AVAILABLE RECORDS
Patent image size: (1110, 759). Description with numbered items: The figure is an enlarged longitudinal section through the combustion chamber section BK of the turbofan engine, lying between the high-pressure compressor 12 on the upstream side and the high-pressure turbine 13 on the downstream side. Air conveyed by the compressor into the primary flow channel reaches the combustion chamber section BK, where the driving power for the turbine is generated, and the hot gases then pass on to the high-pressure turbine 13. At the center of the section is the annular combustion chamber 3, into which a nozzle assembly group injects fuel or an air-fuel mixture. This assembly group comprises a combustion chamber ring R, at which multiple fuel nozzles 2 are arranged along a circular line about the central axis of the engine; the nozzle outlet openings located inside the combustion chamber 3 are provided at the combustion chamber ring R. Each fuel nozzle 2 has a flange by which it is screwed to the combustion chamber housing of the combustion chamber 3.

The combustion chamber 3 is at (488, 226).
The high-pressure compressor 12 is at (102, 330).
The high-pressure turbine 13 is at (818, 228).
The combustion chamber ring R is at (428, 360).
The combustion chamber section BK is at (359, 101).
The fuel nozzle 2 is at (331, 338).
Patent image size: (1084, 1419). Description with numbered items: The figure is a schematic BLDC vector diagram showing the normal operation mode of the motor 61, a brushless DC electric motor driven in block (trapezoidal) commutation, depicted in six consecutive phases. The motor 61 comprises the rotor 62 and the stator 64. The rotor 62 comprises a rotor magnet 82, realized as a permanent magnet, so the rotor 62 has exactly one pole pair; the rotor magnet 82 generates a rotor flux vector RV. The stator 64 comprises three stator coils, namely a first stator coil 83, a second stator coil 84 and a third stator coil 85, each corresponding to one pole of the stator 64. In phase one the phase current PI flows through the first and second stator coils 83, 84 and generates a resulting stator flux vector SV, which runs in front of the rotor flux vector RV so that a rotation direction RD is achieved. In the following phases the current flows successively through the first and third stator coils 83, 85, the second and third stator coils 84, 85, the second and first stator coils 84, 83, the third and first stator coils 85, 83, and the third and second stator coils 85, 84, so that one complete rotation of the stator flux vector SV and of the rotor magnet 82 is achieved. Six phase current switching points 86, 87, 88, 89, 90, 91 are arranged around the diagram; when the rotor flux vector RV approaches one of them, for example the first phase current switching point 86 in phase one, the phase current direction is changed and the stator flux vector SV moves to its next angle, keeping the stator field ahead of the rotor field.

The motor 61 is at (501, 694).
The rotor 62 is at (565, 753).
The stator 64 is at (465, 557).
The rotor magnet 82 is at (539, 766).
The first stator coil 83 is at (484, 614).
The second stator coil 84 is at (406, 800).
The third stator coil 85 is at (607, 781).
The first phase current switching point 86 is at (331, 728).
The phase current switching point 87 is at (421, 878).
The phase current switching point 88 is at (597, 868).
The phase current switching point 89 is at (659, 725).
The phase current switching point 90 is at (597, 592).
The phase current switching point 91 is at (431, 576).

SHORT PROBLEM
Update the entries starting at the line that contains "Patent image size: (1084, 1419)." and ending at the line that contains "The phase current switching point 88", changing "vector diagram" to "phasor diagram" and leaving everything else as it is. Return only those lines.

RESPONSE
Patent image size: (1084, 1419). Description with numbered items: The figure is a schematic BLDC phasor diagram showing the normal operation mode of the motor 61, a brushless DC electric motor driven in block (trapezoidal) commutation, depicted in six consecutive phases. The motor 61 comprises the rotor 62 and the stator 64. The rotor 62 comprises a rotor magnet 82, realized as a permanent magnet, so the rotor 62 has exactly one pole pair; the rotor magnet 82 generates a rotor flux vector RV. The stator 64 comprises three stator coils, namely a first stator coil 83, a second stator coil 84 and a third stator coil 85, each corresponding to one pole of the stator 64. In phase one the phase current PI flows through the first and second stator coils 83, 84 and generates a resulting stator flux vector SV, which runs in front of the rotor flux vector RV so that a rotation direction RD is achieved. In the following phases the current flows successively through the first and third stator coils 83, 85, the second and third stator coils 84, 85, the second and first stator coils 84, 83, the third and first stator coils 85, 83, and the third and second stator coils 85, 84, so that one complete rotation of the stator flux vector SV and of the rotor magnet 82 is achieved. Six phase current switching points 86, 87, 88, 89, 90, 91 are arranged around the diagram; when the rotor flux vector RV approaches one of them, for example the first phase current switching point 86 in phase one, the phase current direction is changed and the stator flux vector SV moves to its next angle, keeping the stator field ahead of the rotor field.

The motor 61 is at (501, 694).
The rotor 62 is at (565, 753).
The stator 64 is at (465, 557).
The rotor magnet 82 is at (539, 766).
The first stator coil 83 is at (484, 614).
The second stator coil 84 is at (406, 800).
The third stator coil 85 is at (607, 781).
The first phase current switching point 86 is at (331, 728).
The phase current switching point 87 is at (421, 878).
The phase current switching point 88 is at (597, 868).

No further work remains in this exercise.